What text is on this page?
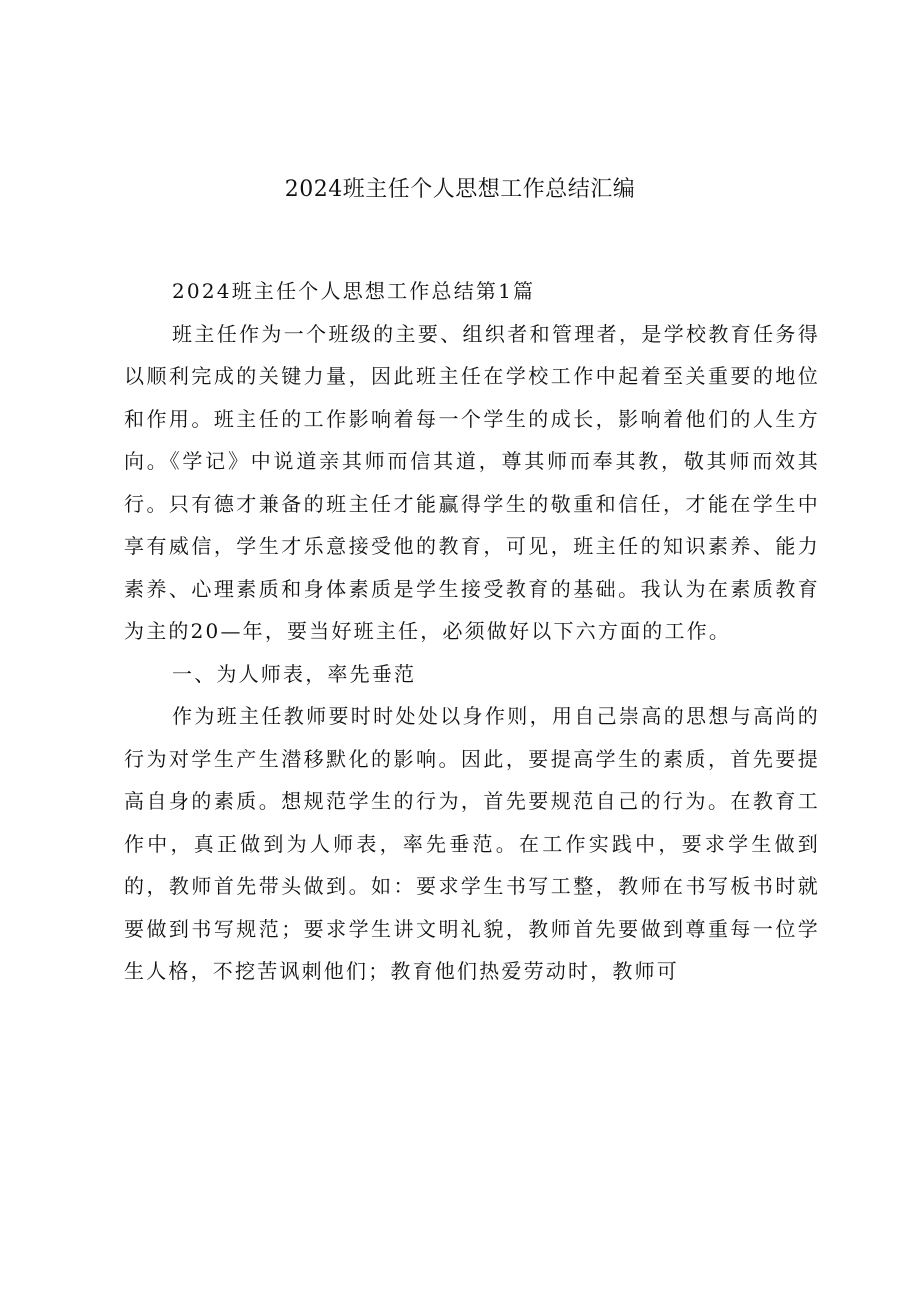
2024班主任个人思想工作总结汇编

2024班主任个人思想工作总结第1篇

班主任作为一个班级的主要、组织者和管理者，是学校教育任务得以顺利完成的关键力量，因此班主任在学校工作中起着至关重要的地位和作用。班主任的工作影响着每一个学生的成长，影响着他们的人生方向。《学记》中说道亲其师而信其道，尊其师而奉其教，敬其师而效其行。只有德才兼备的班主任才能赢得学生的敬重和信任，才能在学生中享有威信，学生才乐意接受他的教育，可见，班主任的知识素养、能力素养、心理素质和身体素质是学生接受教育的基础。我认为在素质教育为主的20—年，要当好班主任，必须做好以下六方面的工作。

一、为人师表，率先垂范

作为班主任教师要时时处处以身作则，用自己崇高的思想与高尚的行为对学生产生潜移默化的影响。因此，要提高学生的素质，首先要提高自身的素质。想规范学生的行为，首先要规范自己的行为。在教育工作中，真正做到为人师表，率先垂范。在工作实践中，要求学生做到的，教师首先带头做到。如：要求学生书写工整，教师在书写板书时就要做到书写规范；要求学生讲文明礼貌，教师首先要做到尊重每一位学生人格，不挖苦讽刺他们；教育他们热爱劳动时，教师可
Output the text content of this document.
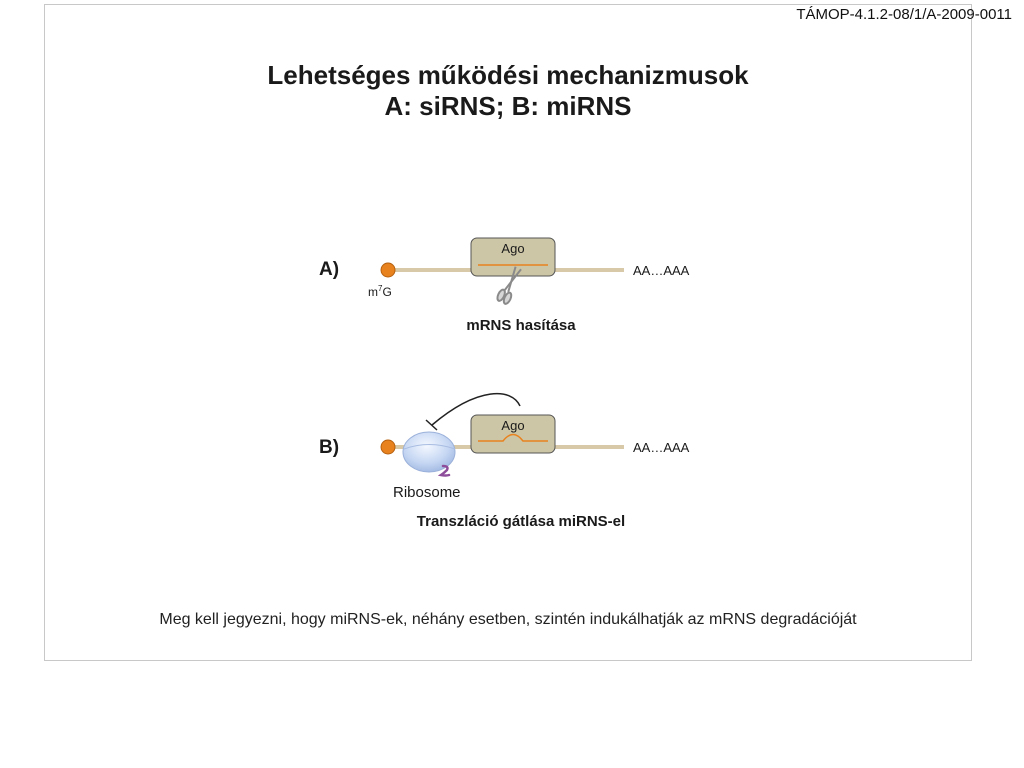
TÁMOP-4.1.2-08/1/A-2009-0011
Lehetséges működési mechanizmusok
A: siRNS; B: miRNS
A)
$m^7G$
Ago
AA…AAA
mRNS hasítása
B)
Ago
AA…AAA
Ribosome
Transzláció gátlása miRNS-el
Meg kell jegyezni, hogy miRNS-ek, néhány esetben, szintén indukálhatják az mRNS degradációját
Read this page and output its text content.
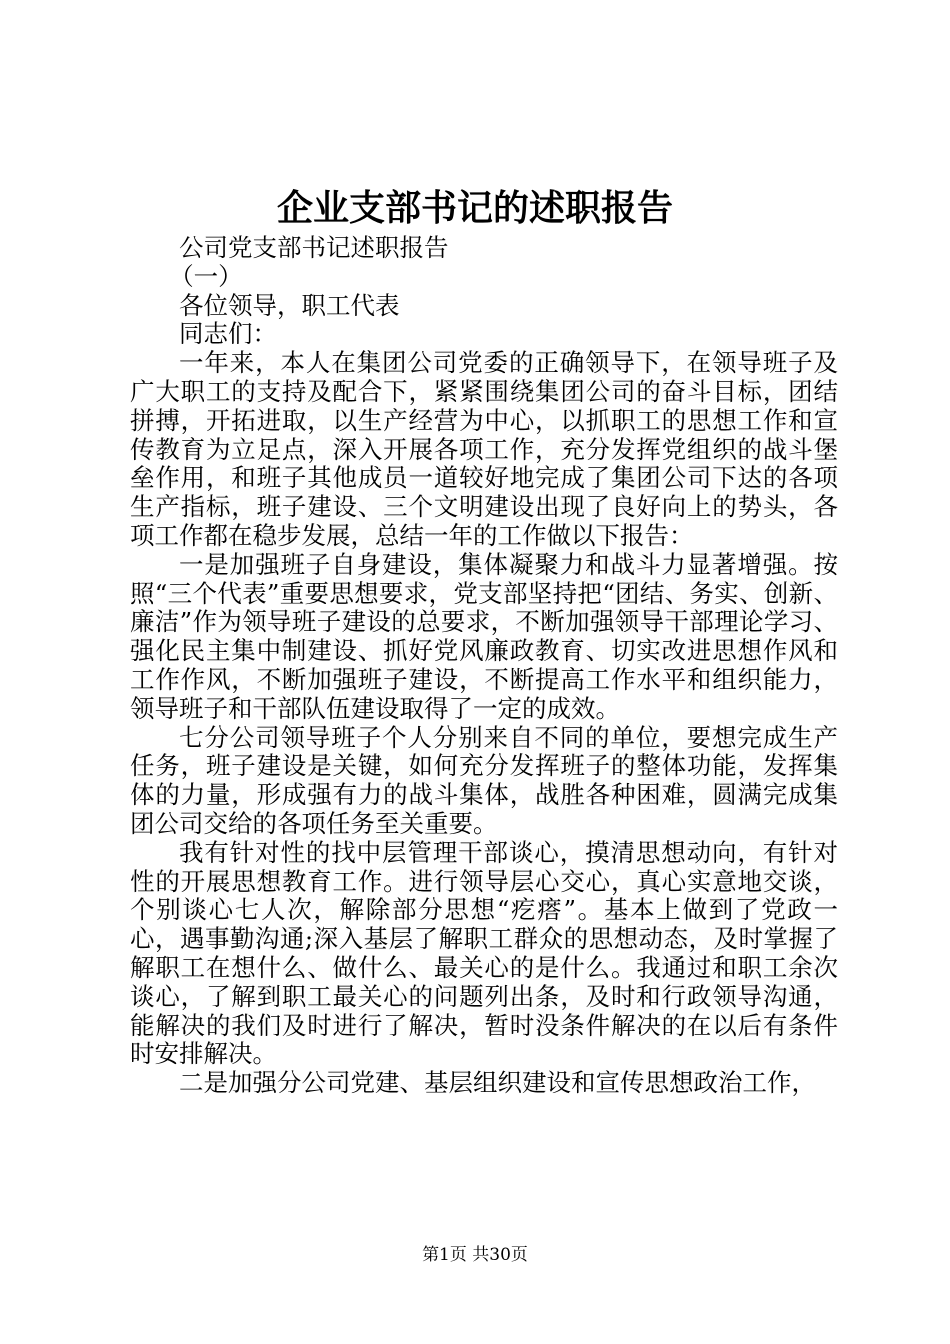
企业支部书记的述职报告

公司党支部书记述职报告

（一）

各位领导，职工代表

同志们：

一年来，本人在集团公司党委的正确领导下，在领导班子及广大职工的支持及配合下，紧紧围绕集团公司的奋斗目标，团结拼搏，开拓进取，以生产经营为中心，以抓职工的思想工作和宣传教育为立足点，深入开展各项工作，充分发挥党组织的战斗堡垒作用，和班子其他成员一道较好地完成了集团公司下达的各项生产指标，班子建设、三个文明建设出现了良好向上的势头，各项工作都在稳步发展，总结一年的工作做以下报告：

一是加强班子自身建设，集体凝聚力和战斗力显著增强。按照“三个代表”重要思想要求，党支部坚持把“团结、务实、创新、廉洁”作为领导班子建设的总要求，不断加强领导干部理论学习、强化民主集中制建设、抓好党风廉政教育、切实改进思想作风和工作作风，不断加强班子建设，不断提高工作水平和组织能力，领导班子和干部队伍建设取得了一定的成效。

七分公司领导班子个人分别来自不同的单位，要想完成生产任务，班子建设是关键，如何充分发挥班子的整体功能，发挥集体的力量，形成强有力的战斗集体，战胜各种困难，圆满完成集团公司交给的各项任务至关重要。

我有针对性的找中层管理干部谈心，摸清思想动向，有针对性的开展思想教育工作。进行领导层心交心，真心实意地交谈，个别谈心七人次，解除部分思想“疙瘩”。基本上做到了党政一心，遇事勤沟通;深入基层了解职工群众的思想动态，及时掌握了解职工在想什么、做什么、最关心的是什么。我通过和职工余次谈心，了解到职工最关心的问题列出条，及时和行政领导沟通，能解决的我们及时进行了解决，暂时没条件解决的在以后有条件时安排解决。

二是加强分公司党建、基层组织建设和宣传思想政治工作，

第1页 共30页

=-=-=

Go through the entries above and pull out each line with "page" in it.

What text is on this page?
Read this page and output its text content.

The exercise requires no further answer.